Set exercise
Restate every line of the material, word for word.

>> start

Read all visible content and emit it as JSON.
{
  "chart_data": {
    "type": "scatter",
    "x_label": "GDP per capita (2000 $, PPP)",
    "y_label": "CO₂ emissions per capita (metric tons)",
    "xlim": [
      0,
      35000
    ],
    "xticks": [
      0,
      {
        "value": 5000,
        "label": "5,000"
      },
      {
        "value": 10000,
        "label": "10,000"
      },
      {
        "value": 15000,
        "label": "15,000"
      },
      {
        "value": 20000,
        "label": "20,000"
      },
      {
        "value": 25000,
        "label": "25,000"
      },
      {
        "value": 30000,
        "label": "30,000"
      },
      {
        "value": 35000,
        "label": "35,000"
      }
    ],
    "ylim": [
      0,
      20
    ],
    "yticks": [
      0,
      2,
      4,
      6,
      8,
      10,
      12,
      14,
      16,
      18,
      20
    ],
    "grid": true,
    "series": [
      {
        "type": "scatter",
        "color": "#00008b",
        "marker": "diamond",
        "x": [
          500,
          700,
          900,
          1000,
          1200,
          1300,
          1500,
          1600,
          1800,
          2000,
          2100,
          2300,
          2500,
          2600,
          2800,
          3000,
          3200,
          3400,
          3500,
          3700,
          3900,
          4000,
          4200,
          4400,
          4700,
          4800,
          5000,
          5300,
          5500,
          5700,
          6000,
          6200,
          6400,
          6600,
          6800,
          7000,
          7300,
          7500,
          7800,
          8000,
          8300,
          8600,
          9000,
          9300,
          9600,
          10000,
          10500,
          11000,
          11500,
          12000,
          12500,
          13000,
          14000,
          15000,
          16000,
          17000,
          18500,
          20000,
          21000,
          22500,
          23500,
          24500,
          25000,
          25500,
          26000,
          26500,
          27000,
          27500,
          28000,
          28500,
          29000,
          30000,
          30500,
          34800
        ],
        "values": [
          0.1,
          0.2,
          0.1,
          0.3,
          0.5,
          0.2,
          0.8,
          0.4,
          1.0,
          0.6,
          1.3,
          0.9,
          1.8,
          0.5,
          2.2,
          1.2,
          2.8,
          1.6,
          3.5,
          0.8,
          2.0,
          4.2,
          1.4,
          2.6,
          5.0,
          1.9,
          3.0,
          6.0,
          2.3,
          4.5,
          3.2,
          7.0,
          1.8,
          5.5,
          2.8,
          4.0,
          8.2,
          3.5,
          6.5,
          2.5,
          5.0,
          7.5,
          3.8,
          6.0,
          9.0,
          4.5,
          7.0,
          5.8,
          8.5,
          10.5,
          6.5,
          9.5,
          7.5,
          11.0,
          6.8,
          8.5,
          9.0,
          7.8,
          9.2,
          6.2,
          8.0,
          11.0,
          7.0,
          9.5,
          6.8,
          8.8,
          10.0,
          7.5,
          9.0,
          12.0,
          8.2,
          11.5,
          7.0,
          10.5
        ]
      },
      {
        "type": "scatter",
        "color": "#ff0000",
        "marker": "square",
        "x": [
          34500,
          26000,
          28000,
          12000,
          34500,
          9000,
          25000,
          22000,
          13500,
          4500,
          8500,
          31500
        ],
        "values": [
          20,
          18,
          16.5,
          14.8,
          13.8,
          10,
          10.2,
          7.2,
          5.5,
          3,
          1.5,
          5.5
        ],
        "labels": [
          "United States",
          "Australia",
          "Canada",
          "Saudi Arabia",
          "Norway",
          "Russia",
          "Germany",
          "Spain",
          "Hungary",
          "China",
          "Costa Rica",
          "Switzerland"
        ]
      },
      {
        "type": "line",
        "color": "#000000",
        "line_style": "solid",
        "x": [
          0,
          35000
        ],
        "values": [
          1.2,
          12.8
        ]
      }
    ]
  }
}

>> end

Response to this task
Read all visible content and emit it as JSON.
{
  "chart_data": {
    "type": "scatter",
    "x_label": "GDP per capita (2000 $, PPP)",
    "y_label": "CO₂ emissions per capita (metric tons)",
    "xlim": [
      0,
      35000
    ],
    "xticks": [
      0,
      {
        "value": 5000,
        "label": "5,000"
      },
      {
        "value": 10000,
        "label": "10,000"
      },
      {
        "value": 15000,
        "label": "15,000"
      },
      {
        "value": 20000,
        "label": "20,000"
      },
      {
        "value": 25000,
        "label": "25,000"
      },
      {
        "value": 30000,
        "label": "30,000"
      },
      {
        "value": 35000,
        "label": "35,000"
      }
    ],
    "ylim": [
      0,
      20
    ],
    "yticks": [
      0,
      2,
      4,
      6,
      8,
      10,
      12,
      14,
      16,
      18,
      20
    ],
    "grid": true,
    "series": [
      {
        "type": "scatter",
        "color": "#00008b",
        "marker": "diamond",
        "x": [
          500,
          700,
          900,
          1000,
          1200,
          1300,
          1500,
          1600,
          1800,
          2000,
          2100,
          2300,
          2500,
          2600,
          2800,
          3000,
          3200,
          3400,
          3500,
          3700,
          3900,
          4000,
          4200,
          4400,
          4700,
          4800,
          5000,
          5300,
          5500,
          5700,
          6000,
          6200,
          6400,
          6600,
          6800,
          7000,
          7300,
          7500,
          7800,
          8000,
          8300,
          8600,
          9000,
          9300,
          9600,
          10000,
          10500,
          11000,
          11500,
          12000,
          12500,
          13000,
          14000,
          15000,
          16000,
          17000,
          18500,
          20000,
          21000,
          22500,
          23500,
          24500,
          25000,
          25500,
          26000,
          26500,
          27000,
          27500,
          28000,
          28500,
          29000,
          30000,
          30500,
          34800
        ],
        "values": [
          0.1,
          0.2,
          0.1,
          0.3,
          0.5,
          0.2,
          0.8,
          0.4,
          1.0,
          0.6,
          1.3,
          0.9,
          1.8,
          0.5,
          2.2,
          1.2,
          2.8,
          1.6,
          3.5,
          0.8,
          2.0,
          4.2,
          1.4,
          2.6,
          5.0,
          1.9,
          3.0,
          6.0,
          2.3,
          4.5,
          3.2,
          7.0,
          1.8,
          5.5,
          2.8,
          4.0,
          8.2,
          3.5,
          6.5,
          2.5,
          5.0,
          7.5,
          3.8,
          6.0,
          9.0,
          4.5,
          7.0,
          5.8,
          8.5,
          10.5,
          6.5,
          9.5,
          7.5,
          11.0,
          6.8,
          8.5,
          9.0,
          7.8,
          9.2,
          6.2,
          8.0,
          11.0,
          7.0,
          9.5,
          6.8,
          8.8,
          10.0,
          7.5,
          9.0,
          12.0,
          8.2,
          11.5,
          7.0,
          10.5
        ]
      },
      {
        "type": "scatter",
        "color": "#ff0000",
        "marker": "square",
        "x": [
          34500,
          26000,
          28000,
          12000,
          34500,
          9000,
          25000,
          22000,
          13500,
          4500,
          8500,
          31500
        ],
        "values": [
          20,
          18,
          16.5,
          14.8,
          13.8,
          10,
          10.2,
          7.2,
          5.5,
          3,
          1.5,
          5.5
        ],
        "labels": [
          "United States",
          "Australia",
          "Canada",
          "Saudi Arabia",
          "Norway",
          "Russia",
          "Germany",
          "Spain",
          "Hungary",
          "China",
          "Costa Rica",
          "Switzerland"
        ]
      },
      {
        "type": "line",
        "color": "#000000",
        "line_style": "solid",
        "x": [
          0,
          35000
        ],
        "values": [
          1.2,
          12.8
        ]
      }
    ]
  }
}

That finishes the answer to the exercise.